Stated problem
Lines containing the string "content" are to be counted; report the number and nothing more.
************
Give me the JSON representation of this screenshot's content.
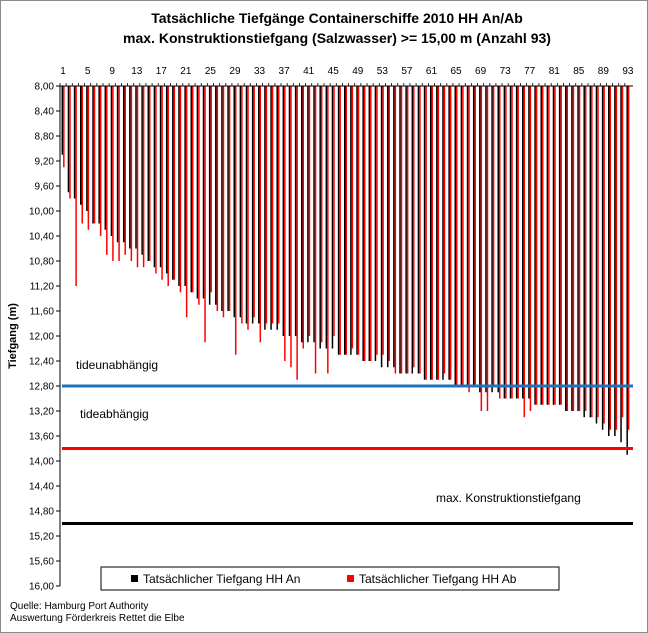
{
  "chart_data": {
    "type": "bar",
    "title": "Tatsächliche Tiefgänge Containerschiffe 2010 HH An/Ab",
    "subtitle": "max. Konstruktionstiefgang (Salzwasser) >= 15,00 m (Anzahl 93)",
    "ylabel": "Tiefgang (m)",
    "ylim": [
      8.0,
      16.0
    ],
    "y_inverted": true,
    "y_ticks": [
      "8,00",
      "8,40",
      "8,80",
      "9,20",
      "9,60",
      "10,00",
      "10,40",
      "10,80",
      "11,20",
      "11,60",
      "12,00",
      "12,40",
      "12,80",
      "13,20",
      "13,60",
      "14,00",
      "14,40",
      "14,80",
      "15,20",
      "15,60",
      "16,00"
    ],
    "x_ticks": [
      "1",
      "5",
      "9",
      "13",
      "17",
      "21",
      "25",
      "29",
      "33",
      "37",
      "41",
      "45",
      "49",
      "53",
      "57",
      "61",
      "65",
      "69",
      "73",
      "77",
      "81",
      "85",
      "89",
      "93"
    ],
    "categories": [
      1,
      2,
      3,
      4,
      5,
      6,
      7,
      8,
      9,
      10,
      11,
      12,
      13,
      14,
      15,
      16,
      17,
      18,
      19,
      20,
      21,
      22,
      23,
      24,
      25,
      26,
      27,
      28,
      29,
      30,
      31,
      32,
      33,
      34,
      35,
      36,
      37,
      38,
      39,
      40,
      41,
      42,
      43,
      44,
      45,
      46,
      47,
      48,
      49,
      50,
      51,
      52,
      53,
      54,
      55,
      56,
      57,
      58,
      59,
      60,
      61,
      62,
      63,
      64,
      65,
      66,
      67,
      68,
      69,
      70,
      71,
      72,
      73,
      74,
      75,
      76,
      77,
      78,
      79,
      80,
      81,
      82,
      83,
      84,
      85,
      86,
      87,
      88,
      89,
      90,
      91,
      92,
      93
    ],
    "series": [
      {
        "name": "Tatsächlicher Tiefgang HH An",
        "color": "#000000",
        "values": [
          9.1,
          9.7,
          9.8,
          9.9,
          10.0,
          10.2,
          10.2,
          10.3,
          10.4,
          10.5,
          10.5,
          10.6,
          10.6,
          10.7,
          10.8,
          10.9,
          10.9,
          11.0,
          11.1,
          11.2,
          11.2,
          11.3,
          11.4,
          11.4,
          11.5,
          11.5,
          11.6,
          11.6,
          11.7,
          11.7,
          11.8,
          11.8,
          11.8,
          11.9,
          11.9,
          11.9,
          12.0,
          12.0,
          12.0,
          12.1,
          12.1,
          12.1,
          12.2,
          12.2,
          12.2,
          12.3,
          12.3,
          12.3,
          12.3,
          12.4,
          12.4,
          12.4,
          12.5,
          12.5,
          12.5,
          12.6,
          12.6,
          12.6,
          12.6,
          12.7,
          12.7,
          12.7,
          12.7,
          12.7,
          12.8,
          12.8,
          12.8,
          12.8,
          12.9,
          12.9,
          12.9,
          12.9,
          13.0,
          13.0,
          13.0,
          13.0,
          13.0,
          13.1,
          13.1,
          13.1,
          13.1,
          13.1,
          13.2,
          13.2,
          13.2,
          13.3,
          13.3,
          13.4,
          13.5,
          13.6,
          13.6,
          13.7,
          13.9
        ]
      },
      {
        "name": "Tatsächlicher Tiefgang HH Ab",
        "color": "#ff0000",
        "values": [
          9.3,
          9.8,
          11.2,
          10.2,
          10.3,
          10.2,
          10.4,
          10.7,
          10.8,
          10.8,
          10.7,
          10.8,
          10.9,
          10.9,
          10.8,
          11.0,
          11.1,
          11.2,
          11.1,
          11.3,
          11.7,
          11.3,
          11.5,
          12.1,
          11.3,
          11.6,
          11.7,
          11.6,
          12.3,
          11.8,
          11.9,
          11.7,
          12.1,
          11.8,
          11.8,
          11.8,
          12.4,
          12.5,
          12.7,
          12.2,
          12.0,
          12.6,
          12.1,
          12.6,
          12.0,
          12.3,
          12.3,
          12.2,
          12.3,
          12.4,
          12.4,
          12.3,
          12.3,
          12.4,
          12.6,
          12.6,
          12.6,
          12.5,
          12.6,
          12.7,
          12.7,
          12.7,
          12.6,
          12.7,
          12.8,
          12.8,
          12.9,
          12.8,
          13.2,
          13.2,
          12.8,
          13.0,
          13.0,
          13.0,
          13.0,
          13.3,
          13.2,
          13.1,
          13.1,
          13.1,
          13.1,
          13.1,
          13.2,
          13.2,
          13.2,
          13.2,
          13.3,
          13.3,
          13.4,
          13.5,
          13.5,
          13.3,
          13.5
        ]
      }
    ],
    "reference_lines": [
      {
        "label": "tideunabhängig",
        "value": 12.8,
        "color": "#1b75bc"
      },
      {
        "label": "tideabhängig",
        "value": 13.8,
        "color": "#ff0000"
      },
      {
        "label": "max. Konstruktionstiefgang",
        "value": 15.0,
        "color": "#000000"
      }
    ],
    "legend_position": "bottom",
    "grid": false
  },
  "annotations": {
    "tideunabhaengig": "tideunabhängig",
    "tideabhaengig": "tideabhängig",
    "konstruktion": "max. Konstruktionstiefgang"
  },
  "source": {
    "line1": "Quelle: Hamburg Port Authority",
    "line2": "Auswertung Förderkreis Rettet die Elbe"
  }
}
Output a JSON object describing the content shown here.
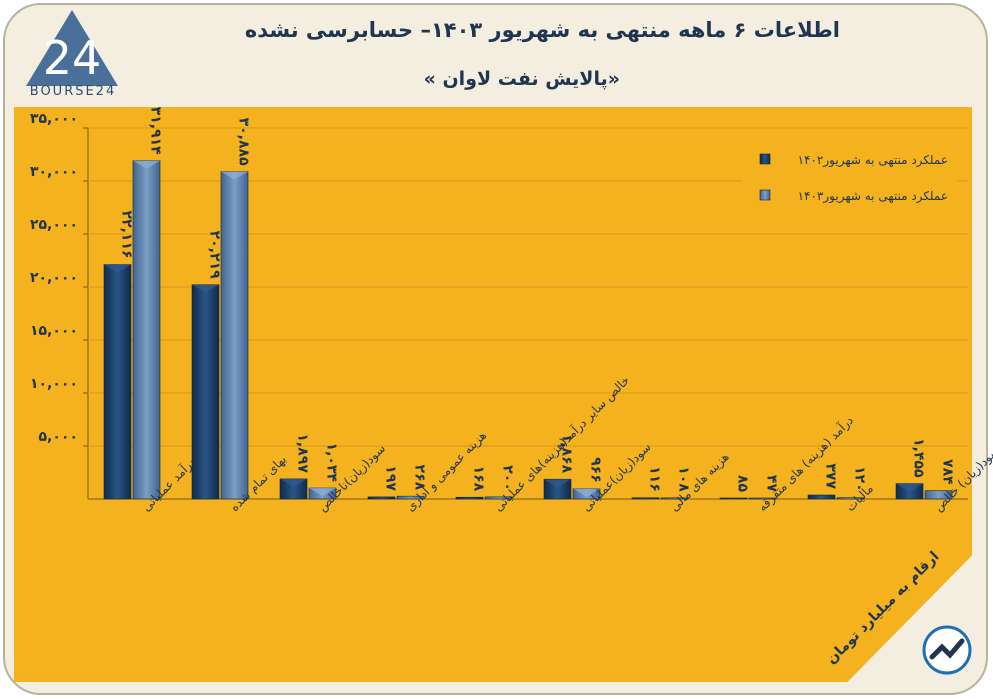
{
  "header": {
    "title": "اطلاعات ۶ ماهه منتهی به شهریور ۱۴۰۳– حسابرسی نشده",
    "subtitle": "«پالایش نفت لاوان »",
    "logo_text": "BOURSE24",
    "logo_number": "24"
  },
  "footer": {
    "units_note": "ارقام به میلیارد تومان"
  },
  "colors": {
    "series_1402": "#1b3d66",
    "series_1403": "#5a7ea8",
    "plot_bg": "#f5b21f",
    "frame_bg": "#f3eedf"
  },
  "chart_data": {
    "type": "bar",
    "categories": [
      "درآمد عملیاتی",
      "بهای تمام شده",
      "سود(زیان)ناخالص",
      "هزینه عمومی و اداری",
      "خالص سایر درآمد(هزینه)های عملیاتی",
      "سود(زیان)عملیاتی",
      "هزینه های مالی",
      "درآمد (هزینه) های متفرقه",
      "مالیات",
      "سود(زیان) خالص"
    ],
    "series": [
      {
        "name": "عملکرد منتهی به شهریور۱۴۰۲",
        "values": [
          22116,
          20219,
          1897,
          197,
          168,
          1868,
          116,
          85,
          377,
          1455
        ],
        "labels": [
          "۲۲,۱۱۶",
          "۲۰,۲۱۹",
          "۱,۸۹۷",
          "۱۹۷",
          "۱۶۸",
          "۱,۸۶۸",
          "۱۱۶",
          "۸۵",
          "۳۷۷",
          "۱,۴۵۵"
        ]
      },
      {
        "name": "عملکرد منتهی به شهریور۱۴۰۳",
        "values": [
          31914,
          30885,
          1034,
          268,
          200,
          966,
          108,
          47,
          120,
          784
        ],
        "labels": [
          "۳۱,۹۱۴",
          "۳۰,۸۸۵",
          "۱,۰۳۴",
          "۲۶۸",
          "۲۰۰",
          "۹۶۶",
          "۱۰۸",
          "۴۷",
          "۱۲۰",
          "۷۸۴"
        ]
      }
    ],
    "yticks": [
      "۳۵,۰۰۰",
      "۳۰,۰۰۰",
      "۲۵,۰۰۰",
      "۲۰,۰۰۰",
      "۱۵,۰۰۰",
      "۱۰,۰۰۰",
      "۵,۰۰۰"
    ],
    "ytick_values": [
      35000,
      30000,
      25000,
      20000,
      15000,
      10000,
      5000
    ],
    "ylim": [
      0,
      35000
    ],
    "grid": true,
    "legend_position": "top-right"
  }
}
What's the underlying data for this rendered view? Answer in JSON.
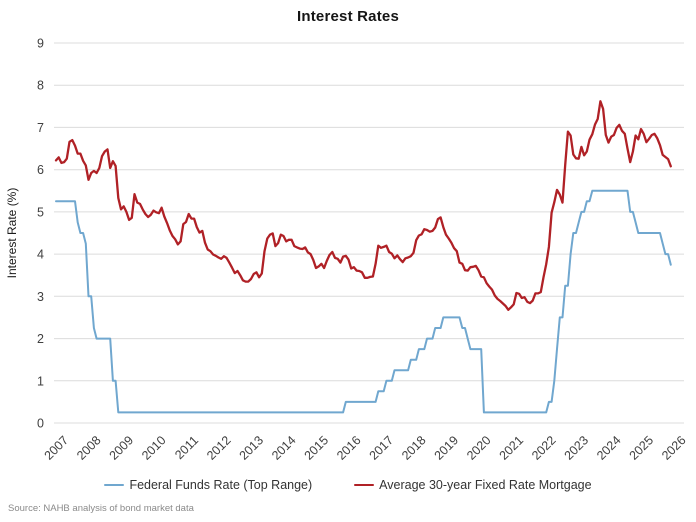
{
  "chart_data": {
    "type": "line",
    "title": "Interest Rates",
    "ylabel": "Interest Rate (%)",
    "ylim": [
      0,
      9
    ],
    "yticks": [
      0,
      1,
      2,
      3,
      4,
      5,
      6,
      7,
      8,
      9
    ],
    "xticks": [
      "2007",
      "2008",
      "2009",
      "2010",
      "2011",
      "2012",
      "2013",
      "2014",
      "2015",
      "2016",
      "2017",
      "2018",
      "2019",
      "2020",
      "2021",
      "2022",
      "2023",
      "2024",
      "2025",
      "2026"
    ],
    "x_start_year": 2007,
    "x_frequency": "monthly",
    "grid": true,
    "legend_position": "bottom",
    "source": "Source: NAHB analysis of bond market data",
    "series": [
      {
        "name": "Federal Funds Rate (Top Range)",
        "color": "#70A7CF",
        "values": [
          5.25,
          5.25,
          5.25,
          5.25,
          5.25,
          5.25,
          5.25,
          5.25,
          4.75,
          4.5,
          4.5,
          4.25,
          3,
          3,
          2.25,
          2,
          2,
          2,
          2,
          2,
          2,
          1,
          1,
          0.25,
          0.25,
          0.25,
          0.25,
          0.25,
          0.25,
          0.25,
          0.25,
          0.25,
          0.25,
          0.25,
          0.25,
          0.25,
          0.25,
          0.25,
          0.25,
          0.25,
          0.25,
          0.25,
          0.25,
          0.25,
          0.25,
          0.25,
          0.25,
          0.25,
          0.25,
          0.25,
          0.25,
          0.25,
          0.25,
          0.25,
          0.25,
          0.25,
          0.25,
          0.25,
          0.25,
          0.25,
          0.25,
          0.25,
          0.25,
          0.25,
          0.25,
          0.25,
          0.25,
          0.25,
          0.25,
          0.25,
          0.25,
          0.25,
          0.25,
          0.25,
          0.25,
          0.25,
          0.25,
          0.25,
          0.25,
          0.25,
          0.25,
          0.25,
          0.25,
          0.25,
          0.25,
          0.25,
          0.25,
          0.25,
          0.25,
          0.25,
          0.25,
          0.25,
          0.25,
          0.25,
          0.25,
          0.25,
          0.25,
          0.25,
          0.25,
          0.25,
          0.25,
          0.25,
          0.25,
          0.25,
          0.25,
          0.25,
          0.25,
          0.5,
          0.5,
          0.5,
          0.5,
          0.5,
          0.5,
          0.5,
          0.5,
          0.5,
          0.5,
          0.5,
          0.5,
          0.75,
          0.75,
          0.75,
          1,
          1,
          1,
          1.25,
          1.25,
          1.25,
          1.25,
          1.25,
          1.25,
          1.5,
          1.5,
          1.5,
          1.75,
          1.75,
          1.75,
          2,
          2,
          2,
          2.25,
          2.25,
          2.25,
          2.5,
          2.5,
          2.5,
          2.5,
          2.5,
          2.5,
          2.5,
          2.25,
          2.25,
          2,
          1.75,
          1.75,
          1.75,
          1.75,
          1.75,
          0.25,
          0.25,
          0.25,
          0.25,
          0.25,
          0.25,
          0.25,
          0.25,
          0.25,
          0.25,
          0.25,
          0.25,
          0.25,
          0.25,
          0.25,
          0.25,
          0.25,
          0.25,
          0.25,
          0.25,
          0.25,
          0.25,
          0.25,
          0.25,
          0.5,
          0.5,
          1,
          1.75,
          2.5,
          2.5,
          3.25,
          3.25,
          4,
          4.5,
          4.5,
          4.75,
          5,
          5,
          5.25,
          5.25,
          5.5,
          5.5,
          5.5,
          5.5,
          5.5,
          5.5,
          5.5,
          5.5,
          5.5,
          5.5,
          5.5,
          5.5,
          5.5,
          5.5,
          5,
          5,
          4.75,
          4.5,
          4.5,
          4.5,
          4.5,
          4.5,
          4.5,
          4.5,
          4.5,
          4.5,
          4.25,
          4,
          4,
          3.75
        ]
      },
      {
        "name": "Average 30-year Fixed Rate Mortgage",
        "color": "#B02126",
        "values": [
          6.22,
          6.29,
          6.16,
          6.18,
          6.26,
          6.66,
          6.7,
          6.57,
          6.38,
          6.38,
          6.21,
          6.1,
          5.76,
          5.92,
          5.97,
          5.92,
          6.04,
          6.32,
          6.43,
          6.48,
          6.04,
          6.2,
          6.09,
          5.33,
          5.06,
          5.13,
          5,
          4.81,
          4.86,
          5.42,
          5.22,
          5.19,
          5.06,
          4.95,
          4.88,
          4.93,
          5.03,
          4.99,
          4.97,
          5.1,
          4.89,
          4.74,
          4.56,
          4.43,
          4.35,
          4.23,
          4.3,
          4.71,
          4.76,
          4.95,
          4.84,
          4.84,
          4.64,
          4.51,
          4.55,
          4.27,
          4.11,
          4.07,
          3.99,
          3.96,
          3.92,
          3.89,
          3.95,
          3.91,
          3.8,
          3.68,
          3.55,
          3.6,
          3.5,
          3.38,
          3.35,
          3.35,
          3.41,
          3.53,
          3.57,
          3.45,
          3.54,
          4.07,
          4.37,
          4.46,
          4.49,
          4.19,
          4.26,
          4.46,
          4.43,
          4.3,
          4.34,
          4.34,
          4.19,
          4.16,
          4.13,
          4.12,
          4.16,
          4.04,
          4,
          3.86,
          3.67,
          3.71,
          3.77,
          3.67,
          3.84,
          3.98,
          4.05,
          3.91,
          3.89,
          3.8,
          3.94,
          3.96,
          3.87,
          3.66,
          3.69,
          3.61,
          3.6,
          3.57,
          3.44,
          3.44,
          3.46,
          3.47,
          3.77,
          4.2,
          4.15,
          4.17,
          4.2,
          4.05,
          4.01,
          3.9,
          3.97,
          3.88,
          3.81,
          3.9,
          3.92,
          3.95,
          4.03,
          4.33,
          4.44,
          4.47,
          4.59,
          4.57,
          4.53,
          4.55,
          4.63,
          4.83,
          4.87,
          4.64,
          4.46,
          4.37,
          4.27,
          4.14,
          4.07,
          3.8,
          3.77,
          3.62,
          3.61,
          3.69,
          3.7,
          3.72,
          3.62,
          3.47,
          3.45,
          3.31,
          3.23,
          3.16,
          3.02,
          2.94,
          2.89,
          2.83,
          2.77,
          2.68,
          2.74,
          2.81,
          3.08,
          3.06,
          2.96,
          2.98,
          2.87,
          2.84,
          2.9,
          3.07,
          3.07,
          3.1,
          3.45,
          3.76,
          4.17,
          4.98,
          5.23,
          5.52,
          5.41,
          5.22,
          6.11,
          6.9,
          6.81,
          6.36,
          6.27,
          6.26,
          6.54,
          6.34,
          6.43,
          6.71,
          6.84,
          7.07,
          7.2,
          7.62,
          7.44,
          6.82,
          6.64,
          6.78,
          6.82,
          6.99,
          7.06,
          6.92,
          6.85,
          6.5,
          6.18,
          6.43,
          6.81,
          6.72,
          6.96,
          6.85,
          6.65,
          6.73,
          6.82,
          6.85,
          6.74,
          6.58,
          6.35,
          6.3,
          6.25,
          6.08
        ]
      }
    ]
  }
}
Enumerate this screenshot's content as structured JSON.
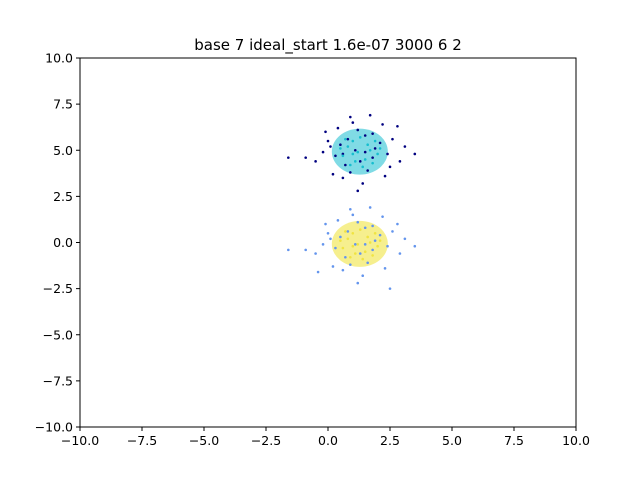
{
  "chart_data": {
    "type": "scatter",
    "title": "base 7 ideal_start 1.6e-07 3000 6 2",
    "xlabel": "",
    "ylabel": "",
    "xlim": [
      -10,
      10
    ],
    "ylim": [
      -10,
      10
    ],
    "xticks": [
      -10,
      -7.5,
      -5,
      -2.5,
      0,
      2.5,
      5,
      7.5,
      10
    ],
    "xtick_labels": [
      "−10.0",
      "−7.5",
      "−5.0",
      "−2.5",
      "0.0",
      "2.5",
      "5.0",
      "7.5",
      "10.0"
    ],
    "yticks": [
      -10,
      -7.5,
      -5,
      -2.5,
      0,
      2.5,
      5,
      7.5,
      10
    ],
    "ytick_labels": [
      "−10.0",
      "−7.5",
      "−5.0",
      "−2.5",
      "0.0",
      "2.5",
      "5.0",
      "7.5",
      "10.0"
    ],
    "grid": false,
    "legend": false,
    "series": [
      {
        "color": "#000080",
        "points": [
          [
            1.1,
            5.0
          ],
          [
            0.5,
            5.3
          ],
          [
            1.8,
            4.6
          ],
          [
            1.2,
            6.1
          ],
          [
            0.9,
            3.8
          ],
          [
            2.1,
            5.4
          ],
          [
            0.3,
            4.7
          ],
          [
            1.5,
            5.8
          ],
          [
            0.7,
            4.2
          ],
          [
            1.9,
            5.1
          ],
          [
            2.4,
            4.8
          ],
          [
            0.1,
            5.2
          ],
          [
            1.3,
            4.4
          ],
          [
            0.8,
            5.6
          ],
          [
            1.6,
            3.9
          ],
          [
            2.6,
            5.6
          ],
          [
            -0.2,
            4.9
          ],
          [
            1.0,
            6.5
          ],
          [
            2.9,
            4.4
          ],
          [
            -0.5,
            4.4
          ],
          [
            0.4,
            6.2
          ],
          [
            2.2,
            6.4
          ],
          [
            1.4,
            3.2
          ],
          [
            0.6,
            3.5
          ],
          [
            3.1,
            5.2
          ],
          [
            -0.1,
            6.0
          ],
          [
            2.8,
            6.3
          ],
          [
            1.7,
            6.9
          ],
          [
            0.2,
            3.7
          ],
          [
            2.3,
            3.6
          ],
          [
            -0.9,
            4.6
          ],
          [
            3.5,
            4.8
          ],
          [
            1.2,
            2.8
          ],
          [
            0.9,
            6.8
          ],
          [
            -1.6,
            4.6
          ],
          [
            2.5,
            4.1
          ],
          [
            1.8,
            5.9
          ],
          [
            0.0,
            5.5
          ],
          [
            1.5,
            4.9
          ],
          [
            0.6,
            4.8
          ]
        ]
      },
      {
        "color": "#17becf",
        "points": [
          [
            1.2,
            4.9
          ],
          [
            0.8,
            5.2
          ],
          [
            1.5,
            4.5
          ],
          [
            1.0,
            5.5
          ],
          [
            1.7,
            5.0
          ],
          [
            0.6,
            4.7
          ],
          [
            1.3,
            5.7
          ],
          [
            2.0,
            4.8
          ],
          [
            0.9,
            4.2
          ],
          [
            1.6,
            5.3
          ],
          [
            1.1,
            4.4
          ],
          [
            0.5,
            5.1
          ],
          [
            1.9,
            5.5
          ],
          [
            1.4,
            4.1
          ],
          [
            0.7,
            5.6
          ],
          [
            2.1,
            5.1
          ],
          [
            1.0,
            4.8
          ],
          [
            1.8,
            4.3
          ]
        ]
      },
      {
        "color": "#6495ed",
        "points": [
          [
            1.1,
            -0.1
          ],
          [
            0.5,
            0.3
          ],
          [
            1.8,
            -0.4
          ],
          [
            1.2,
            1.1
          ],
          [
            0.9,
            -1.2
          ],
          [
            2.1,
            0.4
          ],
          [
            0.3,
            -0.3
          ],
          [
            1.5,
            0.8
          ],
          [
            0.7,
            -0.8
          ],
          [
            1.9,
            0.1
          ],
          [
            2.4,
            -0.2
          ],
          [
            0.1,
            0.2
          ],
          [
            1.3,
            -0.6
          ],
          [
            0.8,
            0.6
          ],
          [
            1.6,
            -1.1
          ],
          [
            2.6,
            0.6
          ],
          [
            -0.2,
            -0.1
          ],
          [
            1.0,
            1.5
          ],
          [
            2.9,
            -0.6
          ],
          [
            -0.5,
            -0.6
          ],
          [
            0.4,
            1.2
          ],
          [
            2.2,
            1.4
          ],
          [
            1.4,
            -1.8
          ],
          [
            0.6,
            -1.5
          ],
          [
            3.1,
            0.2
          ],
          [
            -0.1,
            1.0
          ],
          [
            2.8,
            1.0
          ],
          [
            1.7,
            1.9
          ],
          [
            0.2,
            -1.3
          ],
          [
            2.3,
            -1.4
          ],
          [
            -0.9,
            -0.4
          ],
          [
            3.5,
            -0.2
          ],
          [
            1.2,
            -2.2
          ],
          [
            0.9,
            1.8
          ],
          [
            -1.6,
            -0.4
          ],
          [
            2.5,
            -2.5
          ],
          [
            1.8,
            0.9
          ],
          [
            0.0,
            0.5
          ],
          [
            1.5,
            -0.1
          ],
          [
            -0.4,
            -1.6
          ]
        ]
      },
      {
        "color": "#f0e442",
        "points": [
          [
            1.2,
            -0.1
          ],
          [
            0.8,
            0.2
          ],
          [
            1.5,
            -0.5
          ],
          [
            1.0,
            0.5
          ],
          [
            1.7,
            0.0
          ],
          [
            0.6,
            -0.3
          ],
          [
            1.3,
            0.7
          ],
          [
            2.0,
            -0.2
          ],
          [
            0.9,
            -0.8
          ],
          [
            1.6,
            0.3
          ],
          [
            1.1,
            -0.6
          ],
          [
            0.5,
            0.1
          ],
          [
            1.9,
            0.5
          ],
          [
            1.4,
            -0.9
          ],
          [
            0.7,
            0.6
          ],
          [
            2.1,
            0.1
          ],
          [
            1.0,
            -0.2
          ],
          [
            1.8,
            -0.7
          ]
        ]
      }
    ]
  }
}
************
Result for this task
3